▸ **Work instructions**
Give an exact copy of every line, leaving images out.

▸ **Exercise materials**

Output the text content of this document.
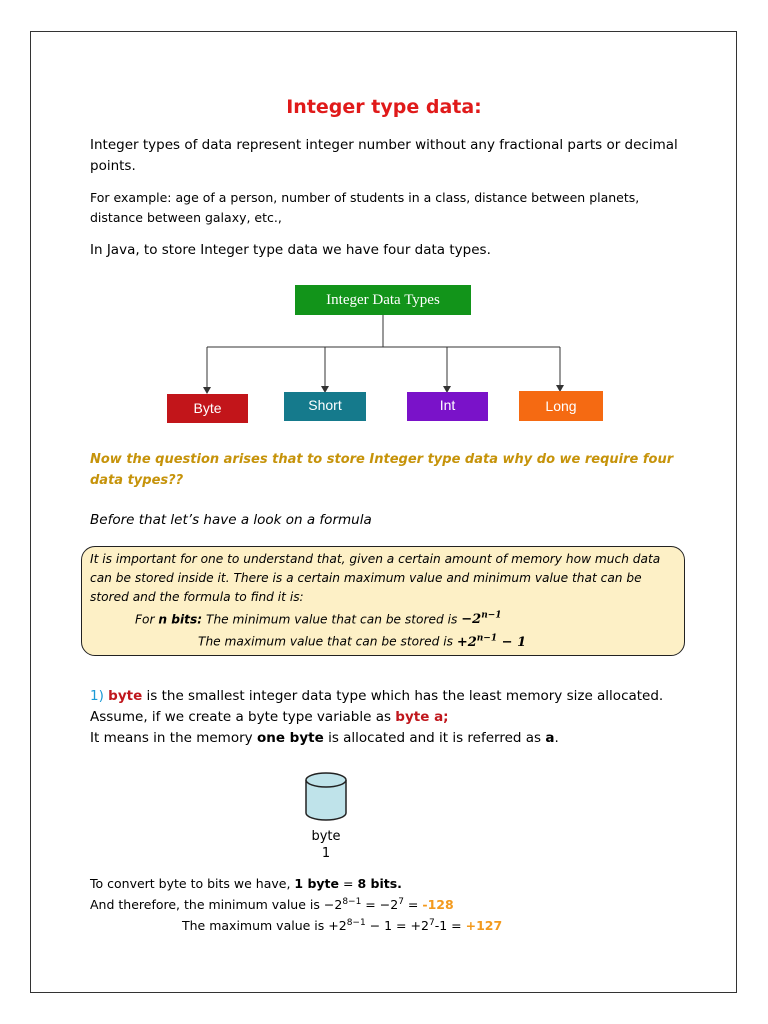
Integer type data:
Integer types of data represent integer number without any fractional parts or decimal points.
For example: age of a person, number of students in a class, distance between planets, distance between galaxy, etc.,
In Java, to store Integer type data we have four data types.
Integer Data Types
Byte	Short	Int	Long
Now the question arises that to store Integer type data why do we require four data types??
Before that let’s have a look on a formula
It is important for one to understand that, given a certain amount of memory how much data can be stored inside it. There is a certain maximum value and minimum value that can be stored and the formula to find it is:
For n bits: The minimum value that can be stored is $-2^{n-1}$
The maximum value that can be stored is $+2^{n-1} - 1$
1) byte is the smallest integer data type which has the least memory size allocated.
Assume, if we create a byte type variable as byte a;
It means in the memory one byte is allocated and it is referred as a.
byte
1
To convert byte to bits we have, 1 byte = 8 bits.
And therefore, the minimum value is $-2^{8-1} = -2^7 = -128$
The maximum value is $+2^{8-1} - 1 = +2^7-1 = +127$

▸ **Task answer**
Output the text content of this document.
Integer type data:
Integer types of data represent integer number without any fractional parts or decimal points.
For example: age of a person, number of students in a class, distance between planets, distance between galaxy, etc.,
In Java, to store Integer type data we have four data types.
Integer Data Types
Byte	Short	Int	Long
Now the question arises that to store Integer type data why do we require four data types??
Before that let’s have a look on a formula
It is important for one to understand that, given a certain amount of memory how much data can be stored inside it. There is a certain maximum value and minimum value that can be stored and the formula to find it is:
For n bits: The minimum value that can be stored is $-2^{n-1}$
The maximum value that can be stored is $+2^{n-1} - 1$
1) byte is the smallest integer data type which has the least memory size allocated.
Assume, if we create a byte type variable as byte a;
It means in the memory one byte is allocated and it is referred as a.
byte
1
To convert byte to bits we have, 1 byte = 8 bits.
And therefore, the minimum value is $-2^{8-1} = -2^7 = -128$
The maximum value is $+2^{8-1} - 1 = +2^7-1 = +127$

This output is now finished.